### AANGELEVERDE TEKST
Laat ons dus vooral niet te snel euforisch worden van de artificiële intelligentie zoals die vandaag bestaat. Hoewel het in veel gevallen voldoende is om een lerend programma te hebben, is er in al even veel gevallen, voornamelijk van sociale aard, nood aan iets meer emergente intelligentie. Soms hebben we de moeilijk of onmogelijk te meten data nodig, om van de vervelende neveneffecten van zwakke substituten af te geraken. Soms hebben we data nodig die buiten de poel liggen, om een breder zicht te hebben op de oorsprong van de beginparameters. En soms, al was het maar om een open geest te behouden naar de toekomst toe, moeten we zelfs individuele gevallen beschouwen die buiten het bereik van elke vorm van statistische analyse vallen: de outliers.

### AANGELEVERDE GEGEVENS

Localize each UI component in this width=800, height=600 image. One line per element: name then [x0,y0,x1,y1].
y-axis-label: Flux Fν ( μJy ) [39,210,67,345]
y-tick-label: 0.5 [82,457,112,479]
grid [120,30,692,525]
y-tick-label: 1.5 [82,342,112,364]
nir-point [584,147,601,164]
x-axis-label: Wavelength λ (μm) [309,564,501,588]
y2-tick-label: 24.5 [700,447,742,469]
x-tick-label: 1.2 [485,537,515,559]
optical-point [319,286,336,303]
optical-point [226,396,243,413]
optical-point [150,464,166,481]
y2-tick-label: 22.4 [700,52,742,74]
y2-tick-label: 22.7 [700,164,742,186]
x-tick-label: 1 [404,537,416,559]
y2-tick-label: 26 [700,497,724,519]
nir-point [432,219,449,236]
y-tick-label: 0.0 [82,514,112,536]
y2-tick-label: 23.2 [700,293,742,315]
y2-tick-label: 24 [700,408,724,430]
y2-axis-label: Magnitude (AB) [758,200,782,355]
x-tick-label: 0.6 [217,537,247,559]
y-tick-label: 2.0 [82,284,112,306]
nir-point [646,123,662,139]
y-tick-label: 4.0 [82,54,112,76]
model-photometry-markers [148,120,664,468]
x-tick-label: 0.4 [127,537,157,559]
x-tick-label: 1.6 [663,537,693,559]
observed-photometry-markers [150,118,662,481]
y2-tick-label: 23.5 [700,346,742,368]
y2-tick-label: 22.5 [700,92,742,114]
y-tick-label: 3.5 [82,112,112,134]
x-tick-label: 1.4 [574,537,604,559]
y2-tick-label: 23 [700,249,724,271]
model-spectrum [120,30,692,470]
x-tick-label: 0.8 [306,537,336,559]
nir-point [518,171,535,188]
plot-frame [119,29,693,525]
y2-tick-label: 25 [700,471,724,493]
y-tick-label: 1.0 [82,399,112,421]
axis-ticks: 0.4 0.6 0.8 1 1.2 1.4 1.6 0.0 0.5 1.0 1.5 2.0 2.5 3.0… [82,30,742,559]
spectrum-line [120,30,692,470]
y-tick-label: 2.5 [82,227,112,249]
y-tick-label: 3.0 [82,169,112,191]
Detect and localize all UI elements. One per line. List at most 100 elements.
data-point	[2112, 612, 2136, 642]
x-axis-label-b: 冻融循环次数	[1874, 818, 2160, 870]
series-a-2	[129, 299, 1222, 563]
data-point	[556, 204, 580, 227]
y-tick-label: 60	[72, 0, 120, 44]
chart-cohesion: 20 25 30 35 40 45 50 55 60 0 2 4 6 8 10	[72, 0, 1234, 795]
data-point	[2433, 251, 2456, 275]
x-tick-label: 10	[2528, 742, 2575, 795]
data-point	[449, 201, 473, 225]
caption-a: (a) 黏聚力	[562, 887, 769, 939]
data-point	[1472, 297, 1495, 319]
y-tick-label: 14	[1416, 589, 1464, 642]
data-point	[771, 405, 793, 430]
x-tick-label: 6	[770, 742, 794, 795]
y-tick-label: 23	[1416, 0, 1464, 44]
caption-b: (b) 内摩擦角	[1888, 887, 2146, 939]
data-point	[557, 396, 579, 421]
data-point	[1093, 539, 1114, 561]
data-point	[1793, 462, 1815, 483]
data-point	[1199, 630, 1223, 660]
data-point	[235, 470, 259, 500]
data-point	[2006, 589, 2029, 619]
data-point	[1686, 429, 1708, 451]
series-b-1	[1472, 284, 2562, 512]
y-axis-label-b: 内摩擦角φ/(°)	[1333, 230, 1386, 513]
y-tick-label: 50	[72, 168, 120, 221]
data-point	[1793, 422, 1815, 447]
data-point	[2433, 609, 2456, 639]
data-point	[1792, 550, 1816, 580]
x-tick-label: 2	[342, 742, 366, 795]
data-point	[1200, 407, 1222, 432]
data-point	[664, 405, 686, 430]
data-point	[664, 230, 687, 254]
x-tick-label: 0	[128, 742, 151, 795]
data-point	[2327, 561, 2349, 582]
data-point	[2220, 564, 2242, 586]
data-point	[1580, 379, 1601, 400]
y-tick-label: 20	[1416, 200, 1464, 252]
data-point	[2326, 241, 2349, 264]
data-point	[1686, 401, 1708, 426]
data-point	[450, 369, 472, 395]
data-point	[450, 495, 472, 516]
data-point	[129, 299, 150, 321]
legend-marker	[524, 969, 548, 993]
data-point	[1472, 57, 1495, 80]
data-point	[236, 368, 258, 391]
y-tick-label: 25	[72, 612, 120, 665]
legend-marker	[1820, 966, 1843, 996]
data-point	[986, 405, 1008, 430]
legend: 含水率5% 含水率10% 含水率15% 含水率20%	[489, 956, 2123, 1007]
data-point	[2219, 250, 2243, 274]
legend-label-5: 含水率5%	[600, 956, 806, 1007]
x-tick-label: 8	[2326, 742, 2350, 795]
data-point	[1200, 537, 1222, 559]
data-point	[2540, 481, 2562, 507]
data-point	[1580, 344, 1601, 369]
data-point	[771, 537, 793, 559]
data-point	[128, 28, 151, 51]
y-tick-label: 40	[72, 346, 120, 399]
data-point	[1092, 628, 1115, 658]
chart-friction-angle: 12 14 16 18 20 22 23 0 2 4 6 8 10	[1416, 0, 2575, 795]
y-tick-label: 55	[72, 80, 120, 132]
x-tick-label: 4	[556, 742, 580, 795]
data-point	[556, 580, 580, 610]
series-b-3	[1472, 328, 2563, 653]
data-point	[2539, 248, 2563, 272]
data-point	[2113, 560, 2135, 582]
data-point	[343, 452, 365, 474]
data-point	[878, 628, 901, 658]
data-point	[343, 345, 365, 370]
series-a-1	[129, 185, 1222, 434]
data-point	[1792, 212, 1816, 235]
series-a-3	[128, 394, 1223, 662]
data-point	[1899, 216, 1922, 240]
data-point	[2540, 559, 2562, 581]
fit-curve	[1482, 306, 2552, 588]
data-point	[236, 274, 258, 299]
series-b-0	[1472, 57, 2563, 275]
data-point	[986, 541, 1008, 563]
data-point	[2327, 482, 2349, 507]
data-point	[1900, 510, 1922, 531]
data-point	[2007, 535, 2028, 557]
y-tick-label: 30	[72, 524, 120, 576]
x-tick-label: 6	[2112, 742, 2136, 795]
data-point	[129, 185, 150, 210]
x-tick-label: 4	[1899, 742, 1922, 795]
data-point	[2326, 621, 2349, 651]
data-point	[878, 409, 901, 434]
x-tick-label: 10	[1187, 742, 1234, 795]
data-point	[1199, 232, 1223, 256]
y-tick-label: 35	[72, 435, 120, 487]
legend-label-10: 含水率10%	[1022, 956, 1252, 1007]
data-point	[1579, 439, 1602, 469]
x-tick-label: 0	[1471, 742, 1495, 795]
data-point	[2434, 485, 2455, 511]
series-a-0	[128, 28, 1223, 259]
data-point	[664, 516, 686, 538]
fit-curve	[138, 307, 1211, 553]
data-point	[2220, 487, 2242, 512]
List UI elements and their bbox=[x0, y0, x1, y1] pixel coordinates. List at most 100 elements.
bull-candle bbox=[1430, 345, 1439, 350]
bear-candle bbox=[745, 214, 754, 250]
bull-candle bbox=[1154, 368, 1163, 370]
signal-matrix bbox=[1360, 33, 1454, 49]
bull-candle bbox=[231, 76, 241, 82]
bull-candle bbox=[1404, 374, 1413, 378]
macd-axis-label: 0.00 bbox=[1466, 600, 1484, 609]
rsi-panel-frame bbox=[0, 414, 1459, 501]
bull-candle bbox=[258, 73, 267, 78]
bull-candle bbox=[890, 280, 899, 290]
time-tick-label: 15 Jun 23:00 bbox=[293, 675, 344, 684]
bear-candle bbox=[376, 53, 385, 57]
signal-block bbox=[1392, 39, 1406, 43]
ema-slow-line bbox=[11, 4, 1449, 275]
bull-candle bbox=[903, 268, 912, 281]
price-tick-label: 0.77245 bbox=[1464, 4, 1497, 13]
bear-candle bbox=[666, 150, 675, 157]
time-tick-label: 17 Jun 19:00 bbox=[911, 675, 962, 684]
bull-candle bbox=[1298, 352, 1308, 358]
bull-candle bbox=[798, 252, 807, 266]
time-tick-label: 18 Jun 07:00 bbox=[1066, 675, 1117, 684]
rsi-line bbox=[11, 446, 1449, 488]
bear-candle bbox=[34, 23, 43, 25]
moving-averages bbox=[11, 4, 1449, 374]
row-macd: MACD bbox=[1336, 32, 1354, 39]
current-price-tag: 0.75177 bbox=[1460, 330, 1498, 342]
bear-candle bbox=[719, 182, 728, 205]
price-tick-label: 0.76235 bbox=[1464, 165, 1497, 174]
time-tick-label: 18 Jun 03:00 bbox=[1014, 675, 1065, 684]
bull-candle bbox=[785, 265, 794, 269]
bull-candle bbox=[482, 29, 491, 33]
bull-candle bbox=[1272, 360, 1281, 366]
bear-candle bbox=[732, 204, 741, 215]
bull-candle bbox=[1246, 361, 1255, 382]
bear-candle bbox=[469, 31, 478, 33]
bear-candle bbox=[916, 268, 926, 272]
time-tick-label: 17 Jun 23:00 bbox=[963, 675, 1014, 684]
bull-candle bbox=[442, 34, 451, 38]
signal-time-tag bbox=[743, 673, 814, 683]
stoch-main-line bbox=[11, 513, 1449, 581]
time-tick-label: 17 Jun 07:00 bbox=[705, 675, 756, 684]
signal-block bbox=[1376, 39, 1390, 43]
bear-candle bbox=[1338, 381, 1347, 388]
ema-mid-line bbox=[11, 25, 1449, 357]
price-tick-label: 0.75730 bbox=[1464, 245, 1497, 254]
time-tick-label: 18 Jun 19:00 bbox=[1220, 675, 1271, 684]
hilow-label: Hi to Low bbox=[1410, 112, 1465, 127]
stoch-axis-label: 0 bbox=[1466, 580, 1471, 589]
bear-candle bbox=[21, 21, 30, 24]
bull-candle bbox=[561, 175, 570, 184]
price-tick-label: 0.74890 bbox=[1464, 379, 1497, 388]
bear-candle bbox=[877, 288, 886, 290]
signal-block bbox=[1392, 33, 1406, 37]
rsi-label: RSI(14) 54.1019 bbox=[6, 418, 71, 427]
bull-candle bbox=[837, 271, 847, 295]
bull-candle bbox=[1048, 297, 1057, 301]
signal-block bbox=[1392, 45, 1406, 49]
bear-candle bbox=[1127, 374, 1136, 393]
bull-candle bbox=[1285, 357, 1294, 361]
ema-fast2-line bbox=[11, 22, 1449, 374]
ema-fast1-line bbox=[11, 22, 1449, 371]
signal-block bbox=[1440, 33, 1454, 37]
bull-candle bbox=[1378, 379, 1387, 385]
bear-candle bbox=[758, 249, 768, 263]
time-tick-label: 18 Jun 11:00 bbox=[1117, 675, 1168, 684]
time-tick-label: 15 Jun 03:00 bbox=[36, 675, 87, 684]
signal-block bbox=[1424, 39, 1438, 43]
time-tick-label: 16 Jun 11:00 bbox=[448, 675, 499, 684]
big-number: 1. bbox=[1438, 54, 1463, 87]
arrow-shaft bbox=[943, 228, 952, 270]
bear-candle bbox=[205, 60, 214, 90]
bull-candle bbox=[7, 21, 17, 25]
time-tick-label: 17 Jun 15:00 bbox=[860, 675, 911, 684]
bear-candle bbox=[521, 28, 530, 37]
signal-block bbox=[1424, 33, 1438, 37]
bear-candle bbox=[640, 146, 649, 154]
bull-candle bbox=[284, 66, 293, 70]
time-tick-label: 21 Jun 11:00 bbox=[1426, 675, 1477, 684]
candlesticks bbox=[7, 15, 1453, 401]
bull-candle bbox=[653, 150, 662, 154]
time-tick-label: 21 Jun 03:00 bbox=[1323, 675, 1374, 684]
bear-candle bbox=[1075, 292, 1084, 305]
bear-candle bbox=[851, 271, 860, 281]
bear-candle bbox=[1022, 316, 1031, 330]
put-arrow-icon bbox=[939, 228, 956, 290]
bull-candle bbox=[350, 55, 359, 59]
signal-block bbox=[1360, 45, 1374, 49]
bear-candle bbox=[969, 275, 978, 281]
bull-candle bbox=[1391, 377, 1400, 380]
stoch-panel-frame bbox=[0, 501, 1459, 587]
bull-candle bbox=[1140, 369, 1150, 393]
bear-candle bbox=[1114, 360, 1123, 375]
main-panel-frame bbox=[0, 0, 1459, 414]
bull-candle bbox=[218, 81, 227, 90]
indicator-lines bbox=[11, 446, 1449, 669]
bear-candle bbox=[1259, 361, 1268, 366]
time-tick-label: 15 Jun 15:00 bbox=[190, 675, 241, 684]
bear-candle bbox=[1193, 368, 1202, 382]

### OPDRACHTEN
1. Herhaal woordelijk het stuk uit de tekst over artificiële intelligentie dat begint bij de woorden "Laat ons dus" en stopt na "vallen: de outliers.".
2. Geef alleen het aantal rijen in de gegevens waarin het woord "optical" voorkomt, waarbij hoofdletters en kleine letters als verschillend gelden.

### UITWERKINGEN
1.
Laat ons dus vooral niet te snel euforisch worden van de artificiële intelligentie zoals die vandaag bestaat. Hoewel het in veel gevallen voldoende is om een lerend programma te hebben, is er in al even veel gevallen, voornamelijk van sociale aard, nood aan iets meer emergente intelligentie. Soms hebben we de moeilijk of onmogelijk te meten data nodig, om van de vervelende neveneffecten van zwakke substituten af te geraken. Soms hebben we data nodig die buiten de poel liggen, om een breder zicht te hebben op de oorsprong van de beginparameters. En soms, al was het maar om een open geest te behouden naar de toekomst toe, moeten we zelfs individuele gevallen beschouwen die buiten het bereik van elke vorm van statistische analyse vallen: de outliers.

2. 3